» Collected data:
========

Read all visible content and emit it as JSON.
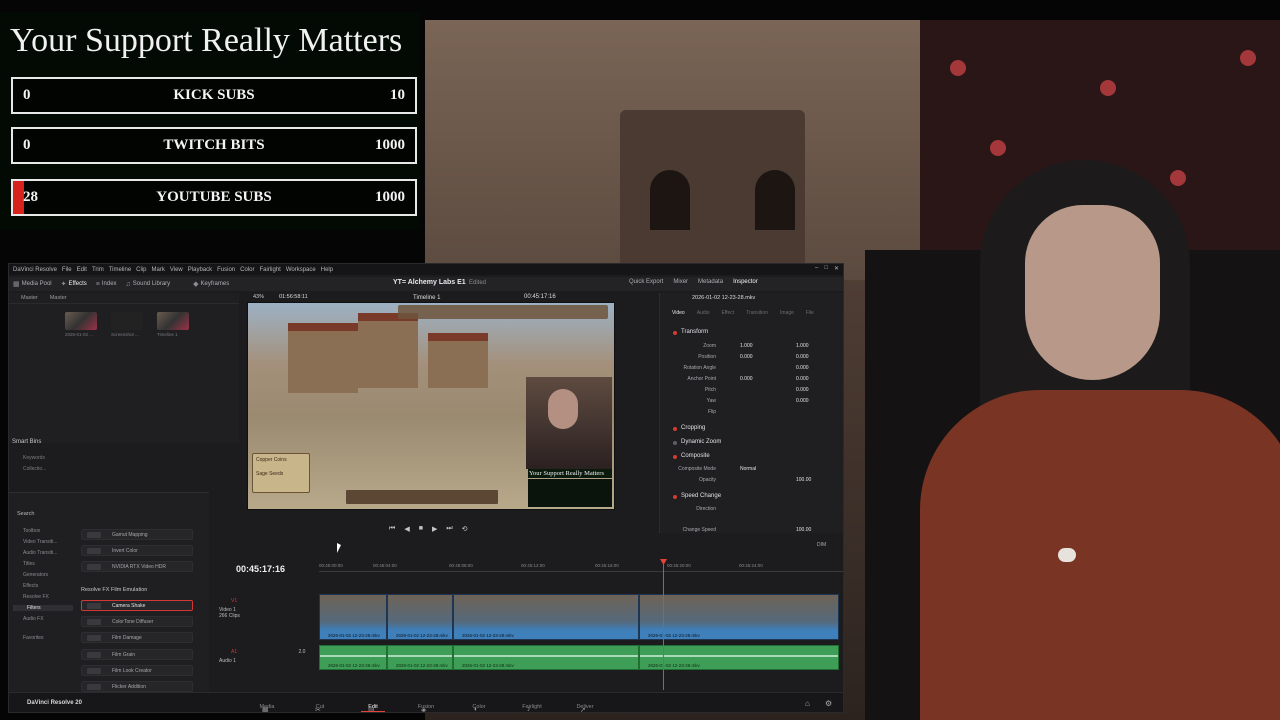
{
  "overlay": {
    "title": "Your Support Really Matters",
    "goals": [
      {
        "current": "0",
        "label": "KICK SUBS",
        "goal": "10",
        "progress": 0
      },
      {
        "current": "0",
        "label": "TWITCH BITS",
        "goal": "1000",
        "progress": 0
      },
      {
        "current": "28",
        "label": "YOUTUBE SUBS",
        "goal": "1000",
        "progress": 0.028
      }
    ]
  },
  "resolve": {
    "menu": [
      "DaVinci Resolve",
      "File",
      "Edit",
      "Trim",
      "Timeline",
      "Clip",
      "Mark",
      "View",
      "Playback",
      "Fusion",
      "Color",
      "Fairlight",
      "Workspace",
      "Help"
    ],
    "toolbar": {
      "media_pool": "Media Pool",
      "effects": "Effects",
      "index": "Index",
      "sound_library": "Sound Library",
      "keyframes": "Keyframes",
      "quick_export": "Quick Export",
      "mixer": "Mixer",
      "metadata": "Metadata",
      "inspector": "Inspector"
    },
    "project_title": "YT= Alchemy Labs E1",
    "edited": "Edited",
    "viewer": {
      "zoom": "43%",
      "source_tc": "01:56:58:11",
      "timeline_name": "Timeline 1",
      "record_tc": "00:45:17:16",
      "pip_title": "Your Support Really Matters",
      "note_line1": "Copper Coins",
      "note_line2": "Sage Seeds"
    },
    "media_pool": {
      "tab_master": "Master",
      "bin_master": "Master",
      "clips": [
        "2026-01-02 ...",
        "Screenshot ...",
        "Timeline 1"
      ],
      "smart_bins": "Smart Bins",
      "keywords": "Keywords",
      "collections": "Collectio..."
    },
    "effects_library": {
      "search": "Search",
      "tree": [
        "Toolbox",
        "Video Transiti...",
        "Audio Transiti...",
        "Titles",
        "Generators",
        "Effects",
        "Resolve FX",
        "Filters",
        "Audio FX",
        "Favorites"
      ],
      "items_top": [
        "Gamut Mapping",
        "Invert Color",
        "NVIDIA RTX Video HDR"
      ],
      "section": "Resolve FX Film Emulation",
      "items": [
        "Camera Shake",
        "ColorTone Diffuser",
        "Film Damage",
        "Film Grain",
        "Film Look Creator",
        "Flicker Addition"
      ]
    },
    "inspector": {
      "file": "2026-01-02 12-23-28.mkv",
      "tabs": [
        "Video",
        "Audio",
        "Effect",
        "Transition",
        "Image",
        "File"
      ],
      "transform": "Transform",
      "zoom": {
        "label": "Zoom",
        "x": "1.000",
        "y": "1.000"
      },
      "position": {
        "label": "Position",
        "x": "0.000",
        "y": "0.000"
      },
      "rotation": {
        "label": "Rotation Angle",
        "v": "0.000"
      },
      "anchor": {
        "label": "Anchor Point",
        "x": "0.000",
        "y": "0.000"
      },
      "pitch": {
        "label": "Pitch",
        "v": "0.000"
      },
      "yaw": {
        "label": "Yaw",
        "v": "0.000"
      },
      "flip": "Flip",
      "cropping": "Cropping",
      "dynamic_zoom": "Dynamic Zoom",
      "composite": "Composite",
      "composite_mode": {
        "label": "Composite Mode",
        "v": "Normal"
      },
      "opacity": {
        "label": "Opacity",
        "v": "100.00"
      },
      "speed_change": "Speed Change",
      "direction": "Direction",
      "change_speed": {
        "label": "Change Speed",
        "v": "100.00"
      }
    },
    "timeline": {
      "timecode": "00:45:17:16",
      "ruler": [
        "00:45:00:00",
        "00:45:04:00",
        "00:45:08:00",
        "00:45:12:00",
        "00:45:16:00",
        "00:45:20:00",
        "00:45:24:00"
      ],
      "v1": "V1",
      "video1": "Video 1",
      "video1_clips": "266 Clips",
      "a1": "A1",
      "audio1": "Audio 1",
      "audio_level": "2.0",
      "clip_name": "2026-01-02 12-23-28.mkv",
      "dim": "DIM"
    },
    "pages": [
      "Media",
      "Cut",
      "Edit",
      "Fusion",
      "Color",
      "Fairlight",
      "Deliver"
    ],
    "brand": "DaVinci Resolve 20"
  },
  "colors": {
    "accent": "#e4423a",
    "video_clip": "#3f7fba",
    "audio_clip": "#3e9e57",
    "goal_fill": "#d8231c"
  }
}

========

» WORK TO BE COMPLETED: Reproduce every record above exactly, omitting the pictures.

» SOLUTION TO THIS TASK:
Read all visible content and emit it as JSON.
{
  "overlay": {
    "title": "Your Support Really Matters",
    "goals": [
      {
        "current": "0",
        "label": "KICK SUBS",
        "goal": "10",
        "progress": 0
      },
      {
        "current": "0",
        "label": "TWITCH BITS",
        "goal": "1000",
        "progress": 0
      },
      {
        "current": "28",
        "label": "YOUTUBE SUBS",
        "goal": "1000",
        "progress": 0.028
      }
    ]
  },
  "resolve": {
    "menu": [
      "DaVinci Resolve",
      "File",
      "Edit",
      "Trim",
      "Timeline",
      "Clip",
      "Mark",
      "View",
      "Playback",
      "Fusion",
      "Color",
      "Fairlight",
      "Workspace",
      "Help"
    ],
    "toolbar": {
      "media_pool": "Media Pool",
      "effects": "Effects",
      "index": "Index",
      "sound_library": "Sound Library",
      "keyframes": "Keyframes",
      "quick_export": "Quick Export",
      "mixer": "Mixer",
      "metadata": "Metadata",
      "inspector": "Inspector"
    },
    "project_title": "YT= Alchemy Labs E1",
    "edited": "Edited",
    "viewer": {
      "zoom": "43%",
      "source_tc": "01:56:58:11",
      "timeline_name": "Timeline 1",
      "record_tc": "00:45:17:16",
      "pip_title": "Your Support Really Matters",
      "note_line1": "Copper Coins",
      "note_line2": "Sage Seeds"
    },
    "media_pool": {
      "tab_master": "Master",
      "bin_master": "Master",
      "clips": [
        "2026-01-02 ...",
        "Screenshot ...",
        "Timeline 1"
      ],
      "smart_bins": "Smart Bins",
      "keywords": "Keywords",
      "collections": "Collectio..."
    },
    "effects_library": {
      "search": "Search",
      "tree": [
        "Toolbox",
        "Video Transiti...",
        "Audio Transiti...",
        "Titles",
        "Generators",
        "Effects",
        "Resolve FX",
        "Filters",
        "Audio FX",
        "Favorites"
      ],
      "items_top": [
        "Gamut Mapping",
        "Invert Color",
        "NVIDIA RTX Video HDR"
      ],
      "section": "Resolve FX Film Emulation",
      "items": [
        "Camera Shake",
        "ColorTone Diffuser",
        "Film Damage",
        "Film Grain",
        "Film Look Creator",
        "Flicker Addition"
      ]
    },
    "inspector": {
      "file": "2026-01-02 12-23-28.mkv",
      "tabs": [
        "Video",
        "Audio",
        "Effect",
        "Transition",
        "Image",
        "File"
      ],
      "transform": "Transform",
      "zoom": {
        "label": "Zoom",
        "x": "1.000",
        "y": "1.000"
      },
      "position": {
        "label": "Position",
        "x": "0.000",
        "y": "0.000"
      },
      "rotation": {
        "label": "Rotation Angle",
        "v": "0.000"
      },
      "anchor": {
        "label": "Anchor Point",
        "x": "0.000",
        "y": "0.000"
      },
      "pitch": {
        "label": "Pitch",
        "v": "0.000"
      },
      "yaw": {
        "label": "Yaw",
        "v": "0.000"
      },
      "flip": "Flip",
      "cropping": "Cropping",
      "dynamic_zoom": "Dynamic Zoom",
      "composite": "Composite",
      "composite_mode": {
        "label": "Composite Mode",
        "v": "Normal"
      },
      "opacity": {
        "label": "Opacity",
        "v": "100.00"
      },
      "speed_change": "Speed Change",
      "direction": "Direction",
      "change_speed": {
        "label": "Change Speed",
        "v": "100.00"
      }
    },
    "timeline": {
      "timecode": "00:45:17:16",
      "ruler": [
        "00:45:00:00",
        "00:45:04:00",
        "00:45:08:00",
        "00:45:12:00",
        "00:45:16:00",
        "00:45:20:00",
        "00:45:24:00"
      ],
      "v1": "V1",
      "video1": "Video 1",
      "video1_clips": "266 Clips",
      "a1": "A1",
      "audio1": "Audio 1",
      "audio_level": "2.0",
      "clip_name": "2026-01-02 12-23-28.mkv",
      "dim": "DIM"
    },
    "pages": [
      "Media",
      "Cut",
      "Edit",
      "Fusion",
      "Color",
      "Fairlight",
      "Deliver"
    ],
    "brand": "DaVinci Resolve 20"
  },
  "colors": {
    "accent": "#e4423a",
    "video_clip": "#3f7fba",
    "audio_clip": "#3e9e57",
    "goal_fill": "#d8231c"
  }
}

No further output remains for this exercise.